==== INPUT RECORDS ====
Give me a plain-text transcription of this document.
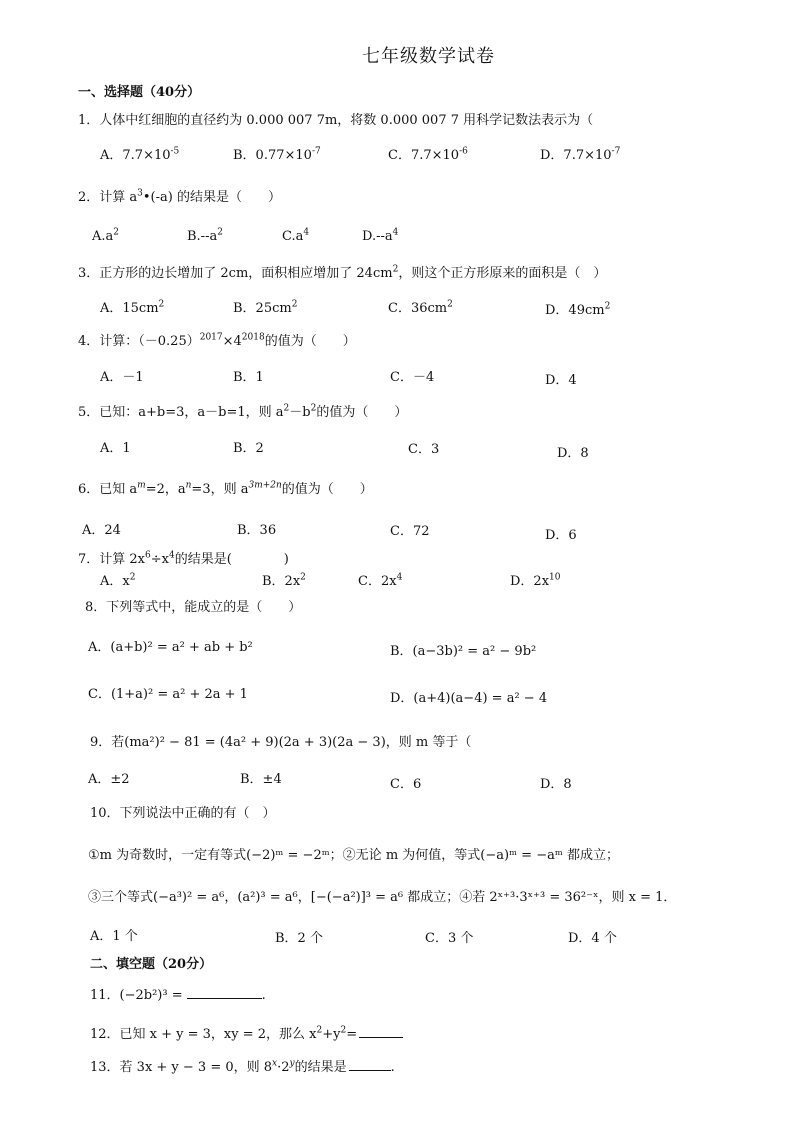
七年级数学试卷
一、选择题（40分）
1．人体中红细胞的直径约为 0.000 007 7m，将数 0.000 007 7 用科学记数法表示为（
A．$7.7\times 10^{-5}$	B．$0.77\times 10^{-7}$	C．$7.7\times 10^{-6}$	D．$7.7\times 10^{-7}$
2．计算 $a^3•(-a)$ 的结果是（　　）
$A.a^2$	$B.--a^2$	$C.a^4$	$D.--a^4$
3．正方形的边长增加了 2cm，面积相应增加了 $24cm^2$，则这个正方形原来的面积是（　）
A．$15cm^2$	B．$25cm^2$	C．$36cm^2$	D．$49cm^2$
4．计算：$(-0.25)^{2017}\times 4^{2018}$的值为（　　）
A．－1	B．1	C．－4	D．4
5．已知：a+b=3，a－b=1，则 $a^2-b^2$的值为（　　）
A．1	B．2	C．3	D．8
6．已知 $a^m=2$，$a^n=3$，则 $a^{3m+2n}$的值为（　　）
A．24	B．36	C．72	D．6
7．计算 $2x^6\div x^4$的结果是(　　　　)
A．$x^2$	B．$2x^2$	C．$2x^4$	D．$2x^{10}$
8．下列等式中，能成立的是（　　）
A．(a+b)² = a² + ab + b²	B．(a−3b)² = a² − 9b²
C．(1+a)² = a² + 2a + 1	D．(a+4)(a−4) = a² − 4
9．若(ma²)² − 81 = (4a² + 9)(2a + 3)(2a − 3)，则 m 等于（
A．±2	B．±4	C．6	D．8
10．下列说法中正确的有（　）
①m 为奇数时，一定有等式(−2)ᵐ = −2ᵐ；②无论 m 为何值，等式(−a)ᵐ = −aᵐ 都成立；
③三个等式(−a³)² = a⁶，(a²)³ = a⁶，[−(−a²)]³ = a⁶ 都成立；④若 2ˣ⁺³·3ˣ⁺³ = 36²⁻ˣ，则 x = 1．
A．1 个	B．2 个	C．3 个	D．4 个
二、填空题（20分）
11．(−2b²)³ =	.
12．已知 x + y = 3，xy = 2，那么 $x^2+y^2=$
13．若 3x + y − 3 = 0，则 $8^x\cdot 2^y$的结果是	.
====
PROBLEM STATEMENT: Retype the listing exactly. Pictures do not belong in the copy.

EXERCISE RESPONSE:
Give me a plain-text transcription of this document.
七年级数学试卷
一、选择题（40分）
1．人体中红细胞的直径约为 0.000 007 7m，将数 0.000 007 7 用科学记数法表示为（
A．$7.7\times 10^{-5}$	B．$0.77\times 10^{-7}$	C．$7.7\times 10^{-6}$	D．$7.7\times 10^{-7}$
2．计算 $a^3•(-a)$ 的结果是（　　）
$A.a^2$	$B.--a^2$	$C.a^4$	$D.--a^4$
3．正方形的边长增加了 2cm，面积相应增加了 $24cm^2$，则这个正方形原来的面积是（　）
A．$15cm^2$	B．$25cm^2$	C．$36cm^2$	D．$49cm^2$
4．计算：$(-0.25)^{2017}\times 4^{2018}$的值为（　　）
A．－1	B．1	C．－4	D．4
5．已知：a+b=3，a－b=1，则 $a^2-b^2$的值为（　　）
A．1	B．2	C．3	D．8
6．已知 $a^m=2$，$a^n=3$，则 $a^{3m+2n}$的值为（　　）
A．24	B．36	C．72	D．6
7．计算 $2x^6\div x^4$的结果是(　　　　)
A．$x^2$	B．$2x^2$	C．$2x^4$	D．$2x^{10}$
8．下列等式中，能成立的是（　　）
A．(a+b)² = a² + ab + b²	B．(a−3b)² = a² − 9b²
C．(1+a)² = a² + 2a + 1	D．(a+4)(a−4) = a² − 4
9．若(ma²)² − 81 = (4a² + 9)(2a + 3)(2a − 3)，则 m 等于（
A．±2	B．±4	C．6	D．8
10．下列说法中正确的有（　）
①m 为奇数时，一定有等式(−2)ᵐ = −2ᵐ；②无论 m 为何值，等式(−a)ᵐ = −aᵐ 都成立；
③三个等式(−a³)² = a⁶，(a²)³ = a⁶，[−(−a²)]³ = a⁶ 都成立；④若 2ˣ⁺³·3ˣ⁺³ = 36²⁻ˣ，则 x = 1．
A．1 个	B．2 个	C．3 个	D．4 个
二、填空题（20分）
11．(−2b²)³ =	.
12．已知 x + y = 3，xy = 2，那么 $x^2+y^2=$
13．若 3x + y − 3 = 0，则 $8^x\cdot 2^y$的结果是	.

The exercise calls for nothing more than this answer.